• Stated task:
Find the lines below that contain the string "text". Copy each one.

• Task data:
--- begin ---
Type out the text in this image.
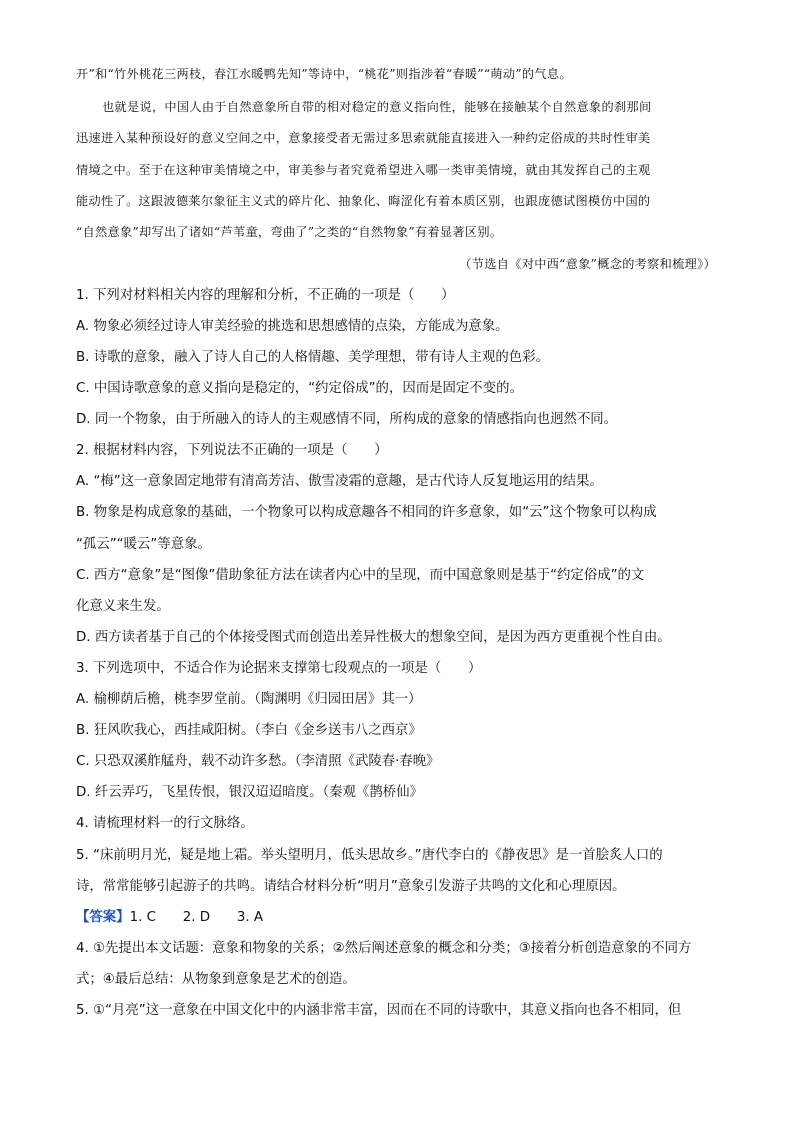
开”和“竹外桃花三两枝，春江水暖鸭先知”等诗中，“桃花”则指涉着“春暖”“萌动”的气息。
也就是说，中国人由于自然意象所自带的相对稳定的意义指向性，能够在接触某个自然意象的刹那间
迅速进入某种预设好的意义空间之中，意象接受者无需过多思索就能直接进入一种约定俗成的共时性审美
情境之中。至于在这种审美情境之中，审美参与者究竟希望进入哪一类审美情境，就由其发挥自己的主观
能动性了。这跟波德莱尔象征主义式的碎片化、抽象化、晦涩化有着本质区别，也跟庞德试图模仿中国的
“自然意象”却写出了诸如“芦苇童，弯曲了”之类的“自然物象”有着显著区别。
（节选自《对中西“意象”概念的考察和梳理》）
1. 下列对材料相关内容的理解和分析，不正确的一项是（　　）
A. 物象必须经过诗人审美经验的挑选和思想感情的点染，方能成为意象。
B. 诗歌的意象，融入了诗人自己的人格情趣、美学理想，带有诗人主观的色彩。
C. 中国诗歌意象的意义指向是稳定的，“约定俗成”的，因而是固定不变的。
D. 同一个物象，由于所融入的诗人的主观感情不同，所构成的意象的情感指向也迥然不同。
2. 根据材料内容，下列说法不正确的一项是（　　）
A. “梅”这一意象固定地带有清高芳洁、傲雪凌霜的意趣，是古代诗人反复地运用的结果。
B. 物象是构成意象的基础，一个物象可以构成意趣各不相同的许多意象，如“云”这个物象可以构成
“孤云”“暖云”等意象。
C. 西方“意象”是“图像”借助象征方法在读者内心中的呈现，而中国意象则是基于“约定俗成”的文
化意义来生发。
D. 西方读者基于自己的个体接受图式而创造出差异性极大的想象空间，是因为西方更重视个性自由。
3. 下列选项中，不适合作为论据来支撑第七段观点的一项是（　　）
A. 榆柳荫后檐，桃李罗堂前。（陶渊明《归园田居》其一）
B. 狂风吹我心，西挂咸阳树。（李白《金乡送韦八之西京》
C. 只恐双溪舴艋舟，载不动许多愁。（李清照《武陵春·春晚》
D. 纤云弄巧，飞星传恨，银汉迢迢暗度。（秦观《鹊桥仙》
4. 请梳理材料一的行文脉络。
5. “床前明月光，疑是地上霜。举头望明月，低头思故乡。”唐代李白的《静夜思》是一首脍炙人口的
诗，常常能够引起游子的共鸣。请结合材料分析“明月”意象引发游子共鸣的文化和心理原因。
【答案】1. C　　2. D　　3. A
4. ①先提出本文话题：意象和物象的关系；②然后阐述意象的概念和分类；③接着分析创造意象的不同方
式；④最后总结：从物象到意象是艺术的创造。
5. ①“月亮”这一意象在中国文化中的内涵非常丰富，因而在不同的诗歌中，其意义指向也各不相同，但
--- end ---
--- begin ---
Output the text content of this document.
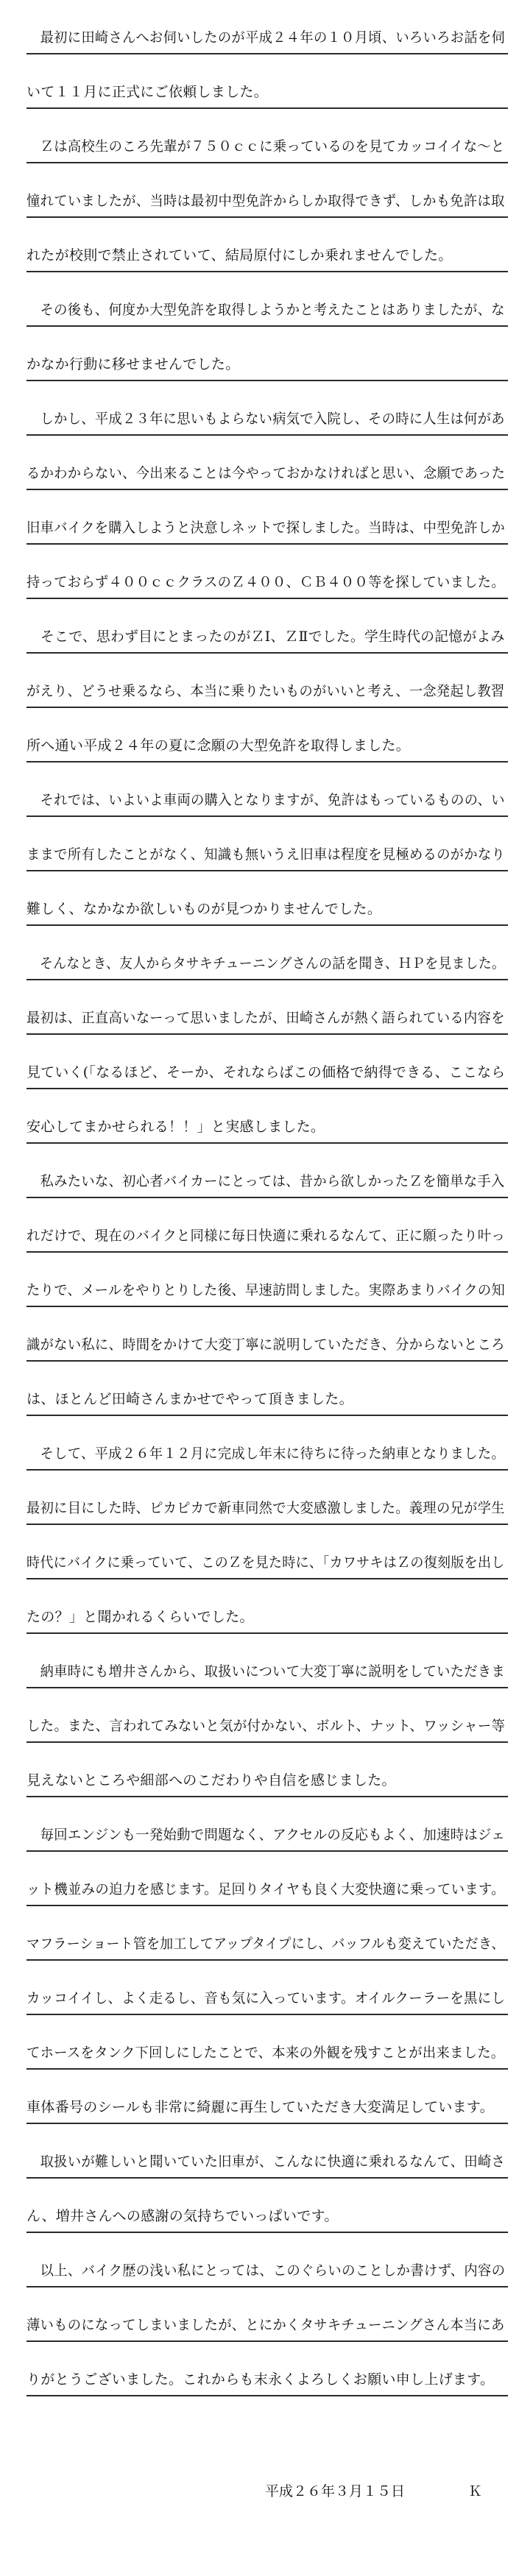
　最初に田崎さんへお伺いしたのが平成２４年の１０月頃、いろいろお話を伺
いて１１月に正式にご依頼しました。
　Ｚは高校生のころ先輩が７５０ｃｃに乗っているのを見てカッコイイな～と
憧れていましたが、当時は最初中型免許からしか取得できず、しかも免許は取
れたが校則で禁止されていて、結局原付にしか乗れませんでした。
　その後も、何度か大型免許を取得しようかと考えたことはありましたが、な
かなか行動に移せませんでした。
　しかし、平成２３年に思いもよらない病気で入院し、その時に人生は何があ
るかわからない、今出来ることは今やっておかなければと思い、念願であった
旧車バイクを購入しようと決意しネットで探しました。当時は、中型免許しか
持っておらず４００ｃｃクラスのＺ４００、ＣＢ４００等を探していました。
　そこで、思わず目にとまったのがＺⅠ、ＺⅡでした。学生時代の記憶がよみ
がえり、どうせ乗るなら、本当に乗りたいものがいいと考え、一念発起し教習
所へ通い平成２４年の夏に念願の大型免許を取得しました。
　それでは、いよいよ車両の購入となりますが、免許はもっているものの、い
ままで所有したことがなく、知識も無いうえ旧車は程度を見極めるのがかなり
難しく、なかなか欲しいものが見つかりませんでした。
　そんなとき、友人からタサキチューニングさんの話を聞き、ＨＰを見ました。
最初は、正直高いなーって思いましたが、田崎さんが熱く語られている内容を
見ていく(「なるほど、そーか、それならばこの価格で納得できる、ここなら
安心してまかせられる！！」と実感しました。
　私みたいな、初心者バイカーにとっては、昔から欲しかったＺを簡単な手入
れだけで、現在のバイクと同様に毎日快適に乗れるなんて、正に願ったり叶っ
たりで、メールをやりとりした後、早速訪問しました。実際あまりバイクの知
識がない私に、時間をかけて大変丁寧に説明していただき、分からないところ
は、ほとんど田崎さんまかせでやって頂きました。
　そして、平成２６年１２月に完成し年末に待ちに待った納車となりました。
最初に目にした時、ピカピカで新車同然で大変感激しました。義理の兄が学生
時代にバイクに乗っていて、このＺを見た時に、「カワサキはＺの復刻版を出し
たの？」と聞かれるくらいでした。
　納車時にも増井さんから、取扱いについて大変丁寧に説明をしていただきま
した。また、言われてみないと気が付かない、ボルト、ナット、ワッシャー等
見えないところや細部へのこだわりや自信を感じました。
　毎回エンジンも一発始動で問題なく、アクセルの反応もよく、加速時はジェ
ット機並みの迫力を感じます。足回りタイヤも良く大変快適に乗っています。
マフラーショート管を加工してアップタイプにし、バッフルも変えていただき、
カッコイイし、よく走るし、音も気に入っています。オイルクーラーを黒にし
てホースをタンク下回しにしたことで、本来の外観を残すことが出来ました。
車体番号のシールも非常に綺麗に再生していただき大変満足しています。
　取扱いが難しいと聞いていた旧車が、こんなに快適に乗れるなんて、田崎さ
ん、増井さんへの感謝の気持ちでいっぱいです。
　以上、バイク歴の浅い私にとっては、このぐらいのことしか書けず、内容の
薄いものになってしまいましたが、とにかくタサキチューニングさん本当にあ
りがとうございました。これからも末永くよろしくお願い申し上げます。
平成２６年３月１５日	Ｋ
--- end ---
• Exercise solution:
Type out the text in this image.
Output the text content of this document.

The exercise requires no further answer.